抜粋文:
^^^^^^^^^^^^^^^^
まるでみなさんひとりひとりが、世界の中の「主人公」で、それに「仕事」や「環境」が合わせろ、と言わんばかりの昨今の「甘ったれ」な風潮には、本当に嫌気がさします。おまえなんか、全然「主人公」とちゃうわ、って。
たけし氏の赤ん坊の例えはそんな風潮を見事に形容してくれていて、それこそ巷のガキや若者には、「自分の個性を見つけよう」「自分に合った仕事を探そう」ではなく、「おまえがどんな環境にでも適応できるようになれ」と教え込んでやるほうが、どう考えても筋が通っていると思うのですが、それを実践できている親や教師、大人たちは少ないように思います。
たとえば、自分がゴミ袋なんかをまとめて片づけているとき、「自分がやります」と動かないガキや若者がいたら、面倒でもきちんと叱ってやる。
「自分がラクをしたいから」怒っているのではなく、「先に気付かない怠慢さ」を指摘していることも、ちゃんと伝えて叱ってやる。
できるなら、「誰もがやりたくない面倒くさいこと」を率先してやる献身的姿勢にこそ人間としての価値があるとも教えてやる。
たとえば、席を立つときに椅子を入れない若者がいたら、「椅子はきちんと入れろ」と指摘してやる。
その机と椅子はそいつ自身の持ち物ではないこと、スポーツマンが競技場に足を踏み入れる際に「礼」をするように、仕事をさせてくれている「場」「環境」に感謝し、大事に扱うこと、そういう姿勢を見る人は見ていることを、ちゃんと教えてやる。
^^^^^^^^^^^^^^^^
次の課題:
#1 抜粋文にある「たとえば、席を立つときに椅子を入れない若者がいたら、「椅子はきちんと入れろ」と指摘してやる。」という一文を英語に訳してください。
#2 抜粋文によると、ゴミ袋などをまとめて片づけているときに「自分がやります」と動かない若者がいたら、どうしてやるべきですか？
#3 若者への教え方についての抜粋文を、最後の文の後から書き継いでください。

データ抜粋
^^^^^^^^^^^^^^^^
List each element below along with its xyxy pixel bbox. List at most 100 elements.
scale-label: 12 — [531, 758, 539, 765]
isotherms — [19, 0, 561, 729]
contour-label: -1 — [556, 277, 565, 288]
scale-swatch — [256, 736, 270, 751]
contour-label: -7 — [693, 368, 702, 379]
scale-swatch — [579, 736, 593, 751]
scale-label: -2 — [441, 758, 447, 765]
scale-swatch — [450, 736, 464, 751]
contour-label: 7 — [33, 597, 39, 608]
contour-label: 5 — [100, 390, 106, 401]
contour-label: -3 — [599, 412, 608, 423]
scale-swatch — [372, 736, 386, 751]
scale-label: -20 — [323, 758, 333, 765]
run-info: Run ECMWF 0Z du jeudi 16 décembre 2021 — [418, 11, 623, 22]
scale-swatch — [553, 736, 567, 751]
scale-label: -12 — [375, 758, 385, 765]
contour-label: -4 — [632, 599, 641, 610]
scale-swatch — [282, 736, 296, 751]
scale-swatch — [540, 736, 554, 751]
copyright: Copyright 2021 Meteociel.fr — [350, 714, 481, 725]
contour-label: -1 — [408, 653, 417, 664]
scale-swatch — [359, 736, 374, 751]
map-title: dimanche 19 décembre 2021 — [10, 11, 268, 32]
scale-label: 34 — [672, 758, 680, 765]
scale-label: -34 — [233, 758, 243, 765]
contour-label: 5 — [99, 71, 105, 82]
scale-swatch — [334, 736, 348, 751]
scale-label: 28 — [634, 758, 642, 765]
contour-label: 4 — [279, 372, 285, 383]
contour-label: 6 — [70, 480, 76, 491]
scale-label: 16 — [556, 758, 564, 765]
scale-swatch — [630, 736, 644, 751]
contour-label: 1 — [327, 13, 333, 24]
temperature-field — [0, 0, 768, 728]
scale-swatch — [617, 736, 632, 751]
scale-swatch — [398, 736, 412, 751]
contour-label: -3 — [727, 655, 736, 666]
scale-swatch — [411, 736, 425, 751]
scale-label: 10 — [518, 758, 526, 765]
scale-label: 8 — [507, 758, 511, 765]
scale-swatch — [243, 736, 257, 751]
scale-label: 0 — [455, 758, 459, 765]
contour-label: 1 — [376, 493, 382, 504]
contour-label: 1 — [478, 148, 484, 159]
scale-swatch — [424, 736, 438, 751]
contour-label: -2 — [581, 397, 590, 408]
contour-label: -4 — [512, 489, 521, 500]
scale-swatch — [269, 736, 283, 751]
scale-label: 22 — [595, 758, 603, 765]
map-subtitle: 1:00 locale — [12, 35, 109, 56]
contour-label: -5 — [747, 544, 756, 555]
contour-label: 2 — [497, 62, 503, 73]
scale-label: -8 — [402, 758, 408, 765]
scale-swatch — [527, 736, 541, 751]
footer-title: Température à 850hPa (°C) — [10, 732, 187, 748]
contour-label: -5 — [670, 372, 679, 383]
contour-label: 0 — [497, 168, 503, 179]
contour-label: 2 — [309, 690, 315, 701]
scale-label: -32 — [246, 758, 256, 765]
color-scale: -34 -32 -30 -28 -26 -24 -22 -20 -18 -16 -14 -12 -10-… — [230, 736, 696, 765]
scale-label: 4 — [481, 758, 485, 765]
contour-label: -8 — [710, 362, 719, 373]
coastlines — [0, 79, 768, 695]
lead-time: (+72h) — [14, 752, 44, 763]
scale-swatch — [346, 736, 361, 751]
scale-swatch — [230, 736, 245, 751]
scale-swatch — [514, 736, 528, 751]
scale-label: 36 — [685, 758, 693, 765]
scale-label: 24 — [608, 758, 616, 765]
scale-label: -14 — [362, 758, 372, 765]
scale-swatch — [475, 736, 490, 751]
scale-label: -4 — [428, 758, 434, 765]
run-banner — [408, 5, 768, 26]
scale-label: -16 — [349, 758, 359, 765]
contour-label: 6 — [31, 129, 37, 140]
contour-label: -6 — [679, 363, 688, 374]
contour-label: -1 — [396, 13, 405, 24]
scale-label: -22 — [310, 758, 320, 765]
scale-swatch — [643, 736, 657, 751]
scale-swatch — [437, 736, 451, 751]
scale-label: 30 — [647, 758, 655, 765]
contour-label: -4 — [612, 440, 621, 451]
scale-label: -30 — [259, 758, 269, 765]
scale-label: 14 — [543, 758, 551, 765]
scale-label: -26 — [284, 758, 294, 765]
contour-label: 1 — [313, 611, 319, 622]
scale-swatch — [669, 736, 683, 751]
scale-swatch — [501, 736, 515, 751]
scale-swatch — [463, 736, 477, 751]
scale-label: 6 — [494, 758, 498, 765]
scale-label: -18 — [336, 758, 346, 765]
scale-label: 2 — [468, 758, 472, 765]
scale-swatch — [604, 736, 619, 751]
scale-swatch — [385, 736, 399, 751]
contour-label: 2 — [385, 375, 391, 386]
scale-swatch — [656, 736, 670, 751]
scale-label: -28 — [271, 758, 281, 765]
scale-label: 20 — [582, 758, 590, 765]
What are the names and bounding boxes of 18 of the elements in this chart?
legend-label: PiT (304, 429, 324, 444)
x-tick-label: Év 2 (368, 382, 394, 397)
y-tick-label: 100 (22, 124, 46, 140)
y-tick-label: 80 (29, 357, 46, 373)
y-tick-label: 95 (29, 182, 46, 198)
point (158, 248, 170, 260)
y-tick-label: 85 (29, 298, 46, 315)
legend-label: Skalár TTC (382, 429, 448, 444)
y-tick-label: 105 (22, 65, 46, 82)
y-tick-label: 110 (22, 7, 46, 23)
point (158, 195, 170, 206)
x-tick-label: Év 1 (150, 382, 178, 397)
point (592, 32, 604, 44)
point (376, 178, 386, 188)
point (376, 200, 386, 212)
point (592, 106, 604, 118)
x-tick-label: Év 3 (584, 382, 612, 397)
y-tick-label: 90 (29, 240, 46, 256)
^^^^^^^^^^^^^^^^
課題の解答:
#1 For example, if there is a young person who doesn't push in their chair when getting up from their seat, point it out to them: "Push your chair in properly."

#2 面倒でもきちんと叱ってやるべきだとされています。

#3
こういう「面倒くさい」「言ったら嫌われそうな」「自分がやってしまえば簡単な」ことを、若い世代にきちんと・ぐちぐちと言い続けてやることで、「気付く」「自分から動ける」若者が育つのでしょうし、そうして「周囲への配慮・気遣い」を学ばされてきた若者は、「自分に合った仕事ないかなぁ」なんて言わないと思うのです。
「労働」の根本は、「他人のために動き、その対価として賃金をもらう」ことなのですから。
「自分が気持よく過ごせる」ことにしか価値を見いだせない人間が、「仕事ができる」「仕事に充実感をおぼえる」ことなんて、できるはずがありませんよね。
こんなことを言っている私だって、常にやれているかといえば「できる限り指摘するようにしている」「指摘するからには人一倍動くようにしている」くらいにしか言えないのですが、自分の子どもにせよ、勤め先の若者にせよ、「こいつが出先できちんと配慮ができて、周囲の大人たちにかわいがってもらえるか?」と考えると、大人としての「役割意識」が私の胸をつつくのです。
また逆に、こういう「指摘」をしない大人の多さが、『自分に合った世界に生まれたい』『自分に合った仕事を探したい』系の「甘ったれ」どもを量産しているようにも思えて仕方ないのです。